**What to produce**
Go through the records and show each line where the word "problems" occurs.

**Excerpted records**
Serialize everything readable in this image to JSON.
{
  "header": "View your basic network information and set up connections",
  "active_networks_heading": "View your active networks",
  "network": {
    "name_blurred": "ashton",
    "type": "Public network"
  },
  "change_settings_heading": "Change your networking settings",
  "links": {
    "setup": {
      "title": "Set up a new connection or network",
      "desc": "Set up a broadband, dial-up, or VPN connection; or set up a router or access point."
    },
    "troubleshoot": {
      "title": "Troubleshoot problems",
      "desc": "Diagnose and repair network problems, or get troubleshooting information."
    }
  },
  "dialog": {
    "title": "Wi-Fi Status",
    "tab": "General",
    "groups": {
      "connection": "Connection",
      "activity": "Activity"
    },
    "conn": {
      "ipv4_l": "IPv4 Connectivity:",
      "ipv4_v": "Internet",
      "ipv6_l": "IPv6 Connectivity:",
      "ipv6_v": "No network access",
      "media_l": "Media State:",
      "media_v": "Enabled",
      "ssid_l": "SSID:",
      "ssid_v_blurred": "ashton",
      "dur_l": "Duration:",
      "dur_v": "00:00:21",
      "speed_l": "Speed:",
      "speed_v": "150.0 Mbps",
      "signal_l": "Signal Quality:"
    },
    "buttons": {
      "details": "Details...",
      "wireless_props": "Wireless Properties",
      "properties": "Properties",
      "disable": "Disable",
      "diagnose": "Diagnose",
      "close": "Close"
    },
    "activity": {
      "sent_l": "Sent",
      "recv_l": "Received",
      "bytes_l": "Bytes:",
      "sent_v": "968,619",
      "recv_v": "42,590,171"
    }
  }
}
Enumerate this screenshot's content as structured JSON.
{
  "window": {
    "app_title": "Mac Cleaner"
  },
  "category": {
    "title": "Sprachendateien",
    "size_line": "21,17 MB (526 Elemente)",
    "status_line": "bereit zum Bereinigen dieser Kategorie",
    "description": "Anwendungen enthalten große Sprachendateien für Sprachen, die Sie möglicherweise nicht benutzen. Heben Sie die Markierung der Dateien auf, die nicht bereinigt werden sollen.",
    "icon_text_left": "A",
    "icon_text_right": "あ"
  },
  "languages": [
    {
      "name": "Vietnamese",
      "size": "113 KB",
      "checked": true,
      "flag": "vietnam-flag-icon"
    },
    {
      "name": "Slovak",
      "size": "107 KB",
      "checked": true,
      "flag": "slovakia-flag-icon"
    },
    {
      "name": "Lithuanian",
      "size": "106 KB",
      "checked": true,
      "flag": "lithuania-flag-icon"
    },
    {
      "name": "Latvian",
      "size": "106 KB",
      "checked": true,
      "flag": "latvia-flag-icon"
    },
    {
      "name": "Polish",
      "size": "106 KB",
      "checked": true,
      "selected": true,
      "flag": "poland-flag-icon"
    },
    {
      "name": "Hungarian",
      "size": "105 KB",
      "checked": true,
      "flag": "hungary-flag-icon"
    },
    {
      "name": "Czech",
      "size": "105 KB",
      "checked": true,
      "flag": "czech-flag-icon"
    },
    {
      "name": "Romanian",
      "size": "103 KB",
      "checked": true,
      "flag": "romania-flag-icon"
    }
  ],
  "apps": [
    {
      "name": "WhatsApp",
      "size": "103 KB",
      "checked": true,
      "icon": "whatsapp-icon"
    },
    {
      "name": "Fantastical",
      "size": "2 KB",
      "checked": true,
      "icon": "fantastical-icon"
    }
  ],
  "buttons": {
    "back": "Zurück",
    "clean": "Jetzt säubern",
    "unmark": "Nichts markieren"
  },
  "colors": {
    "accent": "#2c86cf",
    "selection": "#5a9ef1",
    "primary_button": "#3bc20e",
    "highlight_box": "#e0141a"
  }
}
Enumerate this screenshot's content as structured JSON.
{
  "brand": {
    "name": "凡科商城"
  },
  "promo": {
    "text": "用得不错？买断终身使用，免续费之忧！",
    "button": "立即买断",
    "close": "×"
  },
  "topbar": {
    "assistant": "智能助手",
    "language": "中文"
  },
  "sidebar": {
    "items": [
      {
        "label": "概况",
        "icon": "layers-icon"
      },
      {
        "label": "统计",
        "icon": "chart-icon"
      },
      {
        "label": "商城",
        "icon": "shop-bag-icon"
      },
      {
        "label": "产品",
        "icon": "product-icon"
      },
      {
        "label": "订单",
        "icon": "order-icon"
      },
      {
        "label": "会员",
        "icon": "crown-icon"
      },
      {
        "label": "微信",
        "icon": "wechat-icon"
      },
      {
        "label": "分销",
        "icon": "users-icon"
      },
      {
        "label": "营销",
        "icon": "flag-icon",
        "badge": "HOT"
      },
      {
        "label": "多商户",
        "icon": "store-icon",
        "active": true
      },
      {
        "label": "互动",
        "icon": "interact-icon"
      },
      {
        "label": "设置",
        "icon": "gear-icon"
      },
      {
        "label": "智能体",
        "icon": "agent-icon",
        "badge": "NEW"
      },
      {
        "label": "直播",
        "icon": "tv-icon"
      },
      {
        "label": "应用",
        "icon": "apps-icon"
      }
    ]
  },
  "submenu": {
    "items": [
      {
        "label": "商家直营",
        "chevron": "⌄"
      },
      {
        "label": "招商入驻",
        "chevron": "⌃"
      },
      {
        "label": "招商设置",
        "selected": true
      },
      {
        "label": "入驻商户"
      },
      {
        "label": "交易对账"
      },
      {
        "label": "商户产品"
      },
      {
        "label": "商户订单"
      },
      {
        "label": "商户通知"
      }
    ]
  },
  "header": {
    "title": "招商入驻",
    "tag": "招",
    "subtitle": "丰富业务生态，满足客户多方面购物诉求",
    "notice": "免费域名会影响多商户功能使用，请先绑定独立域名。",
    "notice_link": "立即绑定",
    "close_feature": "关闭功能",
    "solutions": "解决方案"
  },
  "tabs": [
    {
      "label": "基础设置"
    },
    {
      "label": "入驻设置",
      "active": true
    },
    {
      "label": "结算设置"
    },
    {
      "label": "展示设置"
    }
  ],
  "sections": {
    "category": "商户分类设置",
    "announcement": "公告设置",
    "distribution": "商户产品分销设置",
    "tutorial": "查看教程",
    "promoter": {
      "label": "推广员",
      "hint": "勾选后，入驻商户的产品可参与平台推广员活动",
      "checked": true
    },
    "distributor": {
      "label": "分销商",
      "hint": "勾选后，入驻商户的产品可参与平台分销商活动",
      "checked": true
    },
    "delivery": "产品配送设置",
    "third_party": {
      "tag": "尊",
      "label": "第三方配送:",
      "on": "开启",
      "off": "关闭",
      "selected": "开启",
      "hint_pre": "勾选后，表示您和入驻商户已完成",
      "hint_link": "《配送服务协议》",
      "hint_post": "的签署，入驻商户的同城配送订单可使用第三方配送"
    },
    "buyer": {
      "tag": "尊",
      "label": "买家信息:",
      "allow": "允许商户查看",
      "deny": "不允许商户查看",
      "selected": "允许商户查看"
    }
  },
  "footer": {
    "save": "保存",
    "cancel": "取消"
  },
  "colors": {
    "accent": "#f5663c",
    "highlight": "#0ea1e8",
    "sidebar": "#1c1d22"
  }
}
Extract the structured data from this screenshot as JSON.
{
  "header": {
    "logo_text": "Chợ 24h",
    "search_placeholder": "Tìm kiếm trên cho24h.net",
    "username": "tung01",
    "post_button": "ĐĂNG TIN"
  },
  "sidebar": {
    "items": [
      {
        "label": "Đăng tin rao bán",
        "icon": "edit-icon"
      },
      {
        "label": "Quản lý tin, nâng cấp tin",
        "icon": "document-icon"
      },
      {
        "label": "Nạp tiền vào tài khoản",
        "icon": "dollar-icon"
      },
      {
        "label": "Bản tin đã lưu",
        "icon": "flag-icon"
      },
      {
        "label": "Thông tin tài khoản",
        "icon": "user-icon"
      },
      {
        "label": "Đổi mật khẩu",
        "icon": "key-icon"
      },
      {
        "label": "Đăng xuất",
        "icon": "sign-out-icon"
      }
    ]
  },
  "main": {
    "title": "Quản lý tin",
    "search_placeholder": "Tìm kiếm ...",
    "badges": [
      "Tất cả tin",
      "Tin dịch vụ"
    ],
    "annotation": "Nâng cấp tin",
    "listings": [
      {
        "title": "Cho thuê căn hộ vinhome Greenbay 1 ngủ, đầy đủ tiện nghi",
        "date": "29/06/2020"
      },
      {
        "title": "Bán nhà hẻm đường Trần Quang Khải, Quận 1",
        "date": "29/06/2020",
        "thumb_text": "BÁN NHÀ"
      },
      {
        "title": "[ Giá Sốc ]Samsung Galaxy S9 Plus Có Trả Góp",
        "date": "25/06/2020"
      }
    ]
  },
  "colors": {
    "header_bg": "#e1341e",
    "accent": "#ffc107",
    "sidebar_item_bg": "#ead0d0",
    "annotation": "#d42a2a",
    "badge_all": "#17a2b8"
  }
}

**Right answer**
      "title": "Troubleshoot problems",
      "desc": "Diagnose and repair network problems, or get troubleshooting information."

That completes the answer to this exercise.